# [Stated goal]
Gather all lines from the material that contain the word "JSON".
— start —
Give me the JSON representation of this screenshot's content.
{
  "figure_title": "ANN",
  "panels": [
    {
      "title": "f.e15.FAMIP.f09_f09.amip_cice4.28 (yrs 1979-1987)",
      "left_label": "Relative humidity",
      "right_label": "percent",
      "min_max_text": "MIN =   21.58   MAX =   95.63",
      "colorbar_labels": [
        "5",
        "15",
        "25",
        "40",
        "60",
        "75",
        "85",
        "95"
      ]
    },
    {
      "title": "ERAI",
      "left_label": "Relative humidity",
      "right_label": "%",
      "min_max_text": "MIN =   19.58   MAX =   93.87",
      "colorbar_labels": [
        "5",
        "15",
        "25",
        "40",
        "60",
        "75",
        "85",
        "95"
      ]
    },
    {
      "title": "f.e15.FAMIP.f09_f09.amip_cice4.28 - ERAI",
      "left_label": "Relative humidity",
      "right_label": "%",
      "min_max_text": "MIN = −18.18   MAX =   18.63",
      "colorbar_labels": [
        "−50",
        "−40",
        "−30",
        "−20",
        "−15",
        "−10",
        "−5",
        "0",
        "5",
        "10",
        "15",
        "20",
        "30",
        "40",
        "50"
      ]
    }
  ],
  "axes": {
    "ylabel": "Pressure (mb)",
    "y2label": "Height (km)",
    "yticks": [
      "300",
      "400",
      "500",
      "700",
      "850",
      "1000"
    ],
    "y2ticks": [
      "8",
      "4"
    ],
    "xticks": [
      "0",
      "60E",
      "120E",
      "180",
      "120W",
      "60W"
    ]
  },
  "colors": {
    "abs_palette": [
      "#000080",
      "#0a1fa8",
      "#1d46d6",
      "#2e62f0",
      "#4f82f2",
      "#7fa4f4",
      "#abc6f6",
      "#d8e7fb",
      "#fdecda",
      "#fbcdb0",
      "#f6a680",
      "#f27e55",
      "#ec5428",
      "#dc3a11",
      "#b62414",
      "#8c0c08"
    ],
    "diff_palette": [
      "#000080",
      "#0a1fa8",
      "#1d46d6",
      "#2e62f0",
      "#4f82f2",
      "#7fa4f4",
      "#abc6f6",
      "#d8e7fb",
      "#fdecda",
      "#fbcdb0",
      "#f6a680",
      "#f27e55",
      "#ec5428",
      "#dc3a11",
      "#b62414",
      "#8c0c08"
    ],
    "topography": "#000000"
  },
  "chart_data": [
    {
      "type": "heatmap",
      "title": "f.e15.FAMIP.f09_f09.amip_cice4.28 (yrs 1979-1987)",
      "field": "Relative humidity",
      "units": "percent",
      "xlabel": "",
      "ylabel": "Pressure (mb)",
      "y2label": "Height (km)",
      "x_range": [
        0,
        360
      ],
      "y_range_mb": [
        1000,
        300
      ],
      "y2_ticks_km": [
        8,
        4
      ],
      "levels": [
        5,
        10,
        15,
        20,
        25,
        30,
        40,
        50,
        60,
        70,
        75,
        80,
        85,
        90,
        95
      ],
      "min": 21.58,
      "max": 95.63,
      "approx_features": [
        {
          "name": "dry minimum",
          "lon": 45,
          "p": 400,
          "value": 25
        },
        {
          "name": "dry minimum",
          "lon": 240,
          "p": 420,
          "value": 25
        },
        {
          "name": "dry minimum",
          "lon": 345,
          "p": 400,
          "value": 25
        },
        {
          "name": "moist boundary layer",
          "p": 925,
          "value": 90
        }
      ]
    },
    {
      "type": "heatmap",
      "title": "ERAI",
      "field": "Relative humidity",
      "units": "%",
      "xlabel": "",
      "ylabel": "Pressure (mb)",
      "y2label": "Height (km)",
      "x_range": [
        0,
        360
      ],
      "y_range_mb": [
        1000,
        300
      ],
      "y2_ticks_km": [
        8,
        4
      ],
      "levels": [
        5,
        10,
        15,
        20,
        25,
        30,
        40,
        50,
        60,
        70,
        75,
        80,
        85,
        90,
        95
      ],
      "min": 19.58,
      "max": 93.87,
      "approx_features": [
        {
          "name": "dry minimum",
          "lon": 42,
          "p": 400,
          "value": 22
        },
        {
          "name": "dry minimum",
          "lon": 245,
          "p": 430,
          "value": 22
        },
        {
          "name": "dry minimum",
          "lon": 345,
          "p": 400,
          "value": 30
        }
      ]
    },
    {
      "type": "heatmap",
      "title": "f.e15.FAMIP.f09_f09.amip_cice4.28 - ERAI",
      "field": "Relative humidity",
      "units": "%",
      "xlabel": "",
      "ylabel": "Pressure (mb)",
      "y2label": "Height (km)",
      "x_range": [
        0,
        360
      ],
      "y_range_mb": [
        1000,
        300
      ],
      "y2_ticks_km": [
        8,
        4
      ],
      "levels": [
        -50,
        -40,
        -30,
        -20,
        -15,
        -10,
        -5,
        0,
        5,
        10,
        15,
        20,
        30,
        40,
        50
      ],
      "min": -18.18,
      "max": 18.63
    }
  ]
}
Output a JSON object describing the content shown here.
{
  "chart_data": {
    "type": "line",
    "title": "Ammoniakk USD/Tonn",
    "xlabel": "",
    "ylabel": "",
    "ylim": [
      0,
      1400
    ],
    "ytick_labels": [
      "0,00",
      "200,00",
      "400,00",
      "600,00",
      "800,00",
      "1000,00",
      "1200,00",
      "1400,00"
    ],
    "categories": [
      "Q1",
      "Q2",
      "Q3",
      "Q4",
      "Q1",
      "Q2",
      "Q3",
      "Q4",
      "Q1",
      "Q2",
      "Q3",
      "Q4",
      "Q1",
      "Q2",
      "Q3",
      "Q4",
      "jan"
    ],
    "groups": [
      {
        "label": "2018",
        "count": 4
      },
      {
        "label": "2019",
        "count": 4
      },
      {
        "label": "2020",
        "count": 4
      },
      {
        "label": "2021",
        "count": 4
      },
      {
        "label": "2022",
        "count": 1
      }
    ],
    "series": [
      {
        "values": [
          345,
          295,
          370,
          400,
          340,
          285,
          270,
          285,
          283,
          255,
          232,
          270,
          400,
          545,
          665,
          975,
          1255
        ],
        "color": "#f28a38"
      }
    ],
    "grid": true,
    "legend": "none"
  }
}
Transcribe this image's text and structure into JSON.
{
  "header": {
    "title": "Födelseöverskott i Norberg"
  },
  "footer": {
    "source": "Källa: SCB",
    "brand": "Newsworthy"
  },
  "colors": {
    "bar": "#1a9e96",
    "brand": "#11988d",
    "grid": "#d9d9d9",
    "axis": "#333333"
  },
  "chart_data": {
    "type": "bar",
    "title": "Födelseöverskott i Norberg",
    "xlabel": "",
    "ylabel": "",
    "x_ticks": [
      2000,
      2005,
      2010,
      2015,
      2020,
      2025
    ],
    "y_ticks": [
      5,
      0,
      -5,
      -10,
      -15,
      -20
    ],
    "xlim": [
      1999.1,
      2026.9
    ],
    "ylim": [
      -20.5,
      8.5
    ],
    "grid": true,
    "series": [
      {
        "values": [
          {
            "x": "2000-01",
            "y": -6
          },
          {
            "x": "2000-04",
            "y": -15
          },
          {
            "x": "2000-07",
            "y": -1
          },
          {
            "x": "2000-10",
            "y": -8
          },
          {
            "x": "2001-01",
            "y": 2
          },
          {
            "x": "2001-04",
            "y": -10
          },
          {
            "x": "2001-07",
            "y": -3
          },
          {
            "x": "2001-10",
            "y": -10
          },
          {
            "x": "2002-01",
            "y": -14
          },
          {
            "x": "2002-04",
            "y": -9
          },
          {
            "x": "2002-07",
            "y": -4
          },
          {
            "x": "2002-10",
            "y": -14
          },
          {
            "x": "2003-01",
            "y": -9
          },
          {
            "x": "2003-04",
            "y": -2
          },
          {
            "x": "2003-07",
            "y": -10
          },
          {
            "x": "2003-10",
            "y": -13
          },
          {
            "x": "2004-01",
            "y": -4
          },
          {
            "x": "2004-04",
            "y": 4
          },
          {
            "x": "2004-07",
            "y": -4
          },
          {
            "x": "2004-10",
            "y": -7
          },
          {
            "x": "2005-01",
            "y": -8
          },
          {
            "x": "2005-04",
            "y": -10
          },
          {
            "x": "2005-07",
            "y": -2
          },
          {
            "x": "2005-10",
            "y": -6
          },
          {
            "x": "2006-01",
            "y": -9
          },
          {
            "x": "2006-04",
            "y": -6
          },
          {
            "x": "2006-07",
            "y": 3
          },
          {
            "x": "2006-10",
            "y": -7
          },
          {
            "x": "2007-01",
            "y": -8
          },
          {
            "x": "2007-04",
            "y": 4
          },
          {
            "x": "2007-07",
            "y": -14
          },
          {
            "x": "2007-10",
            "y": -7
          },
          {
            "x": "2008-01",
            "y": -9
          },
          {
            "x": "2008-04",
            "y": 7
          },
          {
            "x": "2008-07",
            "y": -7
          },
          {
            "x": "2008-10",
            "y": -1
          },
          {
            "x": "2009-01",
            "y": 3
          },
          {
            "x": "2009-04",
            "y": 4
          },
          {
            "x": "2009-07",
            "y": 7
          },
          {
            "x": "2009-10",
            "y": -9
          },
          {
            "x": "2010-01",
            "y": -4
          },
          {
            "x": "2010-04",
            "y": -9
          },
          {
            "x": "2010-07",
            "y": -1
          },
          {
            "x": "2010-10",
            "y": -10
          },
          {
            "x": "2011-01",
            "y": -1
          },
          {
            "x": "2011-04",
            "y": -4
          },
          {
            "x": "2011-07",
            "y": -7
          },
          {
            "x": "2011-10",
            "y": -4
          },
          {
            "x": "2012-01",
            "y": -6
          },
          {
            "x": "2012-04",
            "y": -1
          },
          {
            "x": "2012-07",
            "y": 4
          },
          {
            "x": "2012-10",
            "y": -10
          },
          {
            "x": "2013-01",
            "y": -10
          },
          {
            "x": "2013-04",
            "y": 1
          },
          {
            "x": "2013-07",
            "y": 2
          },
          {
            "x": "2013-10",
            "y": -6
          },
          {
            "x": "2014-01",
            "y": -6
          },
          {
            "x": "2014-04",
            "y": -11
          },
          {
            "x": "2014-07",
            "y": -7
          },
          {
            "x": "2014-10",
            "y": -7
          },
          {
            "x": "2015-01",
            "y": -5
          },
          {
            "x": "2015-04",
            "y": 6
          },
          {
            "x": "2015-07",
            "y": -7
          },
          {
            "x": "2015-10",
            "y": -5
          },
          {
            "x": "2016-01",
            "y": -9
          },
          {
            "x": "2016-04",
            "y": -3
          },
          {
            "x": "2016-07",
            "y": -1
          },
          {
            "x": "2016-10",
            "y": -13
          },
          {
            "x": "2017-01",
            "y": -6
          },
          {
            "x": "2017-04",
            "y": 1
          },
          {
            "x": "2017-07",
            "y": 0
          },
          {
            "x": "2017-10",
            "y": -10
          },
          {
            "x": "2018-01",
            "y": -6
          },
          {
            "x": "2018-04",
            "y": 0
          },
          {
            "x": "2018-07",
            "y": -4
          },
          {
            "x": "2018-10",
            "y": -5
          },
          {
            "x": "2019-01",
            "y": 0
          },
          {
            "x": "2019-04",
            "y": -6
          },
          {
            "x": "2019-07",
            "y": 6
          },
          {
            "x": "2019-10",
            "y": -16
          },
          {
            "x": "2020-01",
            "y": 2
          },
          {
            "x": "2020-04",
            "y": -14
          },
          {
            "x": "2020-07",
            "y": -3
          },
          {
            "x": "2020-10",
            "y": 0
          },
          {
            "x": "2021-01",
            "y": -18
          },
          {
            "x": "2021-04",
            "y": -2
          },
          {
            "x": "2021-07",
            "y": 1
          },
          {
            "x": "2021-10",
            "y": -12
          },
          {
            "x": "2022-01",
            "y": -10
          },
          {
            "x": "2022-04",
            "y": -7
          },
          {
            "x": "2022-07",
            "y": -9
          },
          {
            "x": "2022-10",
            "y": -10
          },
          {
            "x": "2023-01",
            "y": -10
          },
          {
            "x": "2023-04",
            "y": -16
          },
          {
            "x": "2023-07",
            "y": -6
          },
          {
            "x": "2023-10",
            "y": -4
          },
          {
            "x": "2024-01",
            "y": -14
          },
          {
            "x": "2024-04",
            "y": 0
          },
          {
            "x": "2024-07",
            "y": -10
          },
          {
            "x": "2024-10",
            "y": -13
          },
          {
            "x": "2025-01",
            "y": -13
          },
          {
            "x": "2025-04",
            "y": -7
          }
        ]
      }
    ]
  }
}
— end —
# [The result]
Give me the JSON representation of this screenshot's content.
Output a JSON object describing the content shown here.
Transcribe this image's text and structure into JSON.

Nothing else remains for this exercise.